The records that follow need to be output exactly as they are.

DATA SHOWN
-- -- --

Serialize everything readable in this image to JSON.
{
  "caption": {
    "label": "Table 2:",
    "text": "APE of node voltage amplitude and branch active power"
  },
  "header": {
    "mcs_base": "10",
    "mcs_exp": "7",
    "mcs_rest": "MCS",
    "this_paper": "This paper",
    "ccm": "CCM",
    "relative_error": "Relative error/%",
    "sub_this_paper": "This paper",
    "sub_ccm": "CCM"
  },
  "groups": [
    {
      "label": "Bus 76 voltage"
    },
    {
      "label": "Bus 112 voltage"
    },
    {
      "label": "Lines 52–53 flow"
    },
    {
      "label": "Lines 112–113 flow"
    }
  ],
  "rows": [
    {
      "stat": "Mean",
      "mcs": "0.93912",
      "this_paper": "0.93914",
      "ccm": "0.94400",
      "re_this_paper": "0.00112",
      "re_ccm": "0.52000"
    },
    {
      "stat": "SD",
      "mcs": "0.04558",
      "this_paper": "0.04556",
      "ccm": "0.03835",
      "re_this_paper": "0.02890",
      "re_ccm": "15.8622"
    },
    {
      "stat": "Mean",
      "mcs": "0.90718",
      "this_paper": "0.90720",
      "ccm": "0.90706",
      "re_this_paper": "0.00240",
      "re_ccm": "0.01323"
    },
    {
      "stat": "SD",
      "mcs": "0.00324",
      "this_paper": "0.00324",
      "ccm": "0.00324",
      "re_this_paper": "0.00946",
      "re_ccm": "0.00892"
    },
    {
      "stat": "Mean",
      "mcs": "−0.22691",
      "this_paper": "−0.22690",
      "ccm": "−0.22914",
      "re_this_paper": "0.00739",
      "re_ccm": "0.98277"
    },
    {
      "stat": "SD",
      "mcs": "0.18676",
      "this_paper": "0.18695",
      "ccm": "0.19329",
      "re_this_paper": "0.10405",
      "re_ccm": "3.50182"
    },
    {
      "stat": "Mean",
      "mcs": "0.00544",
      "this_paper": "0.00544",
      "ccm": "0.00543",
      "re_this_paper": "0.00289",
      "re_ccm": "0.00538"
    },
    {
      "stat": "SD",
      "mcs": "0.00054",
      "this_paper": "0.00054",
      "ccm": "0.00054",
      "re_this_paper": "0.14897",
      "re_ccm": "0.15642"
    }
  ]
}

-- -- --

REPLY TO THE TASK
Serialize everything readable in this image to JSON.
{
  "caption": {
    "label": "Table 2:",
    "text": "APE of node voltage amplitude and branch active power"
  },
  "header": {
    "mcs_base": "10",
    "mcs_exp": "7",
    "mcs_rest": "MCS",
    "this_paper": "This paper",
    "ccm": "CCM",
    "relative_error": "Relative error/%",
    "sub_this_paper": "This paper",
    "sub_ccm": "CCM"
  },
  "groups": [
    {
      "label": "Bus 76 voltage"
    },
    {
      "label": "Bus 112 voltage"
    },
    {
      "label": "Lines 52–53 flow"
    },
    {
      "label": "Lines 112–113 flow"
    }
  ],
  "rows": [
    {
      "stat": "Mean",
      "mcs": "0.93912",
      "this_paper": "0.93914",
      "ccm": "0.94400",
      "re_this_paper": "0.00112",
      "re_ccm": "0.52000"
    },
    {
      "stat": "SD",
      "mcs": "0.04558",
      "this_paper": "0.04556",
      "ccm": "0.03835",
      "re_this_paper": "0.02890",
      "re_ccm": "15.8622"
    },
    {
      "stat": "Mean",
      "mcs": "0.90718",
      "this_paper": "0.90720",
      "ccm": "0.90706",
      "re_this_paper": "0.00240",
      "re_ccm": "0.01323"
    },
    {
      "stat": "SD",
      "mcs": "0.00324",
      "this_paper": "0.00324",
      "ccm": "0.00324",
      "re_this_paper": "0.00946",
      "re_ccm": "0.00892"
    },
    {
      "stat": "Mean",
      "mcs": "−0.22691",
      "this_paper": "−0.22690",
      "ccm": "−0.22914",
      "re_this_paper": "0.00739",
      "re_ccm": "0.98277"
    },
    {
      "stat": "SD",
      "mcs": "0.18676",
      "this_paper": "0.18695",
      "ccm": "0.19329",
      "re_this_paper": "0.10405",
      "re_ccm": "3.50182"
    },
    {
      "stat": "Mean",
      "mcs": "0.00544",
      "this_paper": "0.00544",
      "ccm": "0.00543",
      "re_this_paper": "0.00289",
      "re_ccm": "0.00538"
    },
    {
      "stat": "SD",
      "mcs": "0.00054",
      "this_paper": "0.00054",
      "ccm": "0.00054",
      "re_this_paper": "0.14897",
      "re_ccm": "0.15642"
    }
  ]
}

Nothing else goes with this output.